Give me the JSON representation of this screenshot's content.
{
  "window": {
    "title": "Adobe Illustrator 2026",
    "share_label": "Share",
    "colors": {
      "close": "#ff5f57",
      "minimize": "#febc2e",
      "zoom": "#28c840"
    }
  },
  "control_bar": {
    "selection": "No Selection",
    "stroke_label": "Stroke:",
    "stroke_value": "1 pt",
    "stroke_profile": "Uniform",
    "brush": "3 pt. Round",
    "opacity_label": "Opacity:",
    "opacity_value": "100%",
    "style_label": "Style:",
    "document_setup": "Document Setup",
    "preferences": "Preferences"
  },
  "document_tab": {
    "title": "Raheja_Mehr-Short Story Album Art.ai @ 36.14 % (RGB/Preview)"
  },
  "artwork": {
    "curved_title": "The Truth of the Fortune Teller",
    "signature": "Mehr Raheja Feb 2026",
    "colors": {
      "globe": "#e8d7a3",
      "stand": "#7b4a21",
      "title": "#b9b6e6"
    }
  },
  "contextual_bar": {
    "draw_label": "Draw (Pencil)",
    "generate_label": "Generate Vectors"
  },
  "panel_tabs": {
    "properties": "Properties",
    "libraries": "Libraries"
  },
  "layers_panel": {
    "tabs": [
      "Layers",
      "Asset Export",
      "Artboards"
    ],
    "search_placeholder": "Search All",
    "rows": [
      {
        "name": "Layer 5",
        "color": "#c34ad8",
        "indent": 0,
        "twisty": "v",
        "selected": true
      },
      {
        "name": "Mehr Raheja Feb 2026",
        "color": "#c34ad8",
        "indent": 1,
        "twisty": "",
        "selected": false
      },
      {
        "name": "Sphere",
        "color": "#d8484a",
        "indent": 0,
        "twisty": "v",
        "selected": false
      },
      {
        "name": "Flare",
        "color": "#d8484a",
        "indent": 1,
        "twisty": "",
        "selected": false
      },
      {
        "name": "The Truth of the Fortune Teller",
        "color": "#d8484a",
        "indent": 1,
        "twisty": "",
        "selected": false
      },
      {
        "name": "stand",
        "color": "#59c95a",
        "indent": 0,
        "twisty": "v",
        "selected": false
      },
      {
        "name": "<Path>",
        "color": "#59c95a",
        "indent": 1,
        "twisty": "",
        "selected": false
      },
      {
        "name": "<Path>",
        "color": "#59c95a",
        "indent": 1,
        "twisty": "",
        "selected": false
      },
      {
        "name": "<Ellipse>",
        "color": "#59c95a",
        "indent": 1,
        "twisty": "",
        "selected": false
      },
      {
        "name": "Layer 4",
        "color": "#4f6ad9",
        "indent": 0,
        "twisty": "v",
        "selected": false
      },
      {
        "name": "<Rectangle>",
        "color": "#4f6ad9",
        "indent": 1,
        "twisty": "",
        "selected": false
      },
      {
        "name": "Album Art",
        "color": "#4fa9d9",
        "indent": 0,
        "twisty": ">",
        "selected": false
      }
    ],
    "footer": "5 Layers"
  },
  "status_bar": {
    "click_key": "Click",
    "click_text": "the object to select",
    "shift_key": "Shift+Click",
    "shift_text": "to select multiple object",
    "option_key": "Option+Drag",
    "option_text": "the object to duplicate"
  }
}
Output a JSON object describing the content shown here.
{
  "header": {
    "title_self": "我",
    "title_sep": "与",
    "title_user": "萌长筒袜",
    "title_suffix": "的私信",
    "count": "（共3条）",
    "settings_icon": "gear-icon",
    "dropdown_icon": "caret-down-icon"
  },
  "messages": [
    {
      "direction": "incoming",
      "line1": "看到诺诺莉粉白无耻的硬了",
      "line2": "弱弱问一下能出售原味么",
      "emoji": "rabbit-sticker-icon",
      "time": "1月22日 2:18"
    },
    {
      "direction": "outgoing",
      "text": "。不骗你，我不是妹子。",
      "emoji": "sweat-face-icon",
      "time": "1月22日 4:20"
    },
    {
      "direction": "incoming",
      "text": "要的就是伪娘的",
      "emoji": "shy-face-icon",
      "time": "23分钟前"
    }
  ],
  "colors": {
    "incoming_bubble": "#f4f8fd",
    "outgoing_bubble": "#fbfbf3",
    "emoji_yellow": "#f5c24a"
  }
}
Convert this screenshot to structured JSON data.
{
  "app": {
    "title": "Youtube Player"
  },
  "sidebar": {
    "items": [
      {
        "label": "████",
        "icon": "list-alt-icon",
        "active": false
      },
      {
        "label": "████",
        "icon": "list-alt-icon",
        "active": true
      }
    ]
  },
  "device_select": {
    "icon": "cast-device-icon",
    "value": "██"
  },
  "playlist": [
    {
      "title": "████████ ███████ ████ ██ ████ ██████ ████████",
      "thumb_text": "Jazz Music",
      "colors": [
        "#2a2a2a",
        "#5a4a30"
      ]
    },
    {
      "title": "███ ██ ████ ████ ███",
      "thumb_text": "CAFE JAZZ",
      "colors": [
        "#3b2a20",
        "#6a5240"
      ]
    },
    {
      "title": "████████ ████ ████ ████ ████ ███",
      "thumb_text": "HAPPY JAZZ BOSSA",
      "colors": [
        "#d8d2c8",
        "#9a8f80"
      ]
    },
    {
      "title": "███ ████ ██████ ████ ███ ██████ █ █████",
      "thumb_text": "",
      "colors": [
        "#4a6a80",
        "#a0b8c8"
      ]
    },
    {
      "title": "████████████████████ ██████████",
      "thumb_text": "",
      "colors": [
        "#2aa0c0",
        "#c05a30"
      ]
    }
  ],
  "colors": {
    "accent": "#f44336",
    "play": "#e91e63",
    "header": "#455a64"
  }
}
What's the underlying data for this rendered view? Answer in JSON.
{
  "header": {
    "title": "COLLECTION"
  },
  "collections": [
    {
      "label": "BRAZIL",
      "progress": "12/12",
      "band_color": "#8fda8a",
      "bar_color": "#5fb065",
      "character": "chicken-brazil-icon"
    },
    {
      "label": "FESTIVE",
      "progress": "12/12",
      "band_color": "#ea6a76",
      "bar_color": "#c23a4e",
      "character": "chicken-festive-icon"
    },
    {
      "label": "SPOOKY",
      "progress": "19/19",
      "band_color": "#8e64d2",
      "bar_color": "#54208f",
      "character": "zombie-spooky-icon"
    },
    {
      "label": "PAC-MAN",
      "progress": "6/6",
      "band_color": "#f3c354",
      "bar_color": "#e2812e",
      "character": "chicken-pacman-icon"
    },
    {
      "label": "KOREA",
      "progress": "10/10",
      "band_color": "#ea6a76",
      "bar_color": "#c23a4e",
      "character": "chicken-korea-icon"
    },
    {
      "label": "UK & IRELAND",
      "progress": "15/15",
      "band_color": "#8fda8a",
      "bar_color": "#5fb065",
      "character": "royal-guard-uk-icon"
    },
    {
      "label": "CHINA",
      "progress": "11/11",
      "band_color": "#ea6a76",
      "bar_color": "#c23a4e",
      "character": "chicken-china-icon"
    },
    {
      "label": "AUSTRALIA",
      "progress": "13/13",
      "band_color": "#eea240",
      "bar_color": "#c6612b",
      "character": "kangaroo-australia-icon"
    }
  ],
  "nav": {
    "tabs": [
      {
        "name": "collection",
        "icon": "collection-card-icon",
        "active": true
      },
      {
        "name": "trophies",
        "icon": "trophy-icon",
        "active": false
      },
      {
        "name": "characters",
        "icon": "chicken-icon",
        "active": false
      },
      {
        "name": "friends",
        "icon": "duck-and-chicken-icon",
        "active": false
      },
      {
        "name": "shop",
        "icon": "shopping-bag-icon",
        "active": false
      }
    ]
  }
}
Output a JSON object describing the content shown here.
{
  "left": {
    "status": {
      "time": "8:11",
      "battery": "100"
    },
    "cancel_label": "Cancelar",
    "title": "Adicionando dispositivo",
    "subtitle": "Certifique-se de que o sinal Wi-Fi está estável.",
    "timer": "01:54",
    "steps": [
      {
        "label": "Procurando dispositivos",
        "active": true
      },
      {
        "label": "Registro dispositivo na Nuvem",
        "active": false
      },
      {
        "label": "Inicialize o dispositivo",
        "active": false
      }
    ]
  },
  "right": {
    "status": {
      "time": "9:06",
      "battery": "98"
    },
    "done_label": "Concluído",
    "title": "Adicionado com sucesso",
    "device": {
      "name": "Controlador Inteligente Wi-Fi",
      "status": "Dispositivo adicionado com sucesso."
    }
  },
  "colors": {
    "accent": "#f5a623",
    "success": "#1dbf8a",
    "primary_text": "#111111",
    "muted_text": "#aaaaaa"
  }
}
----------------------------------------
Task brief — List all lines holding the string "progress".

Reply —
      "progress": "12/12",
      "progress": "12/12",
      "progress": "19/19",
      "progress": "6/6",
      "progress": "10/10",
      "progress": "15/15",
      "progress": "11/11",
      "progress": "13/13",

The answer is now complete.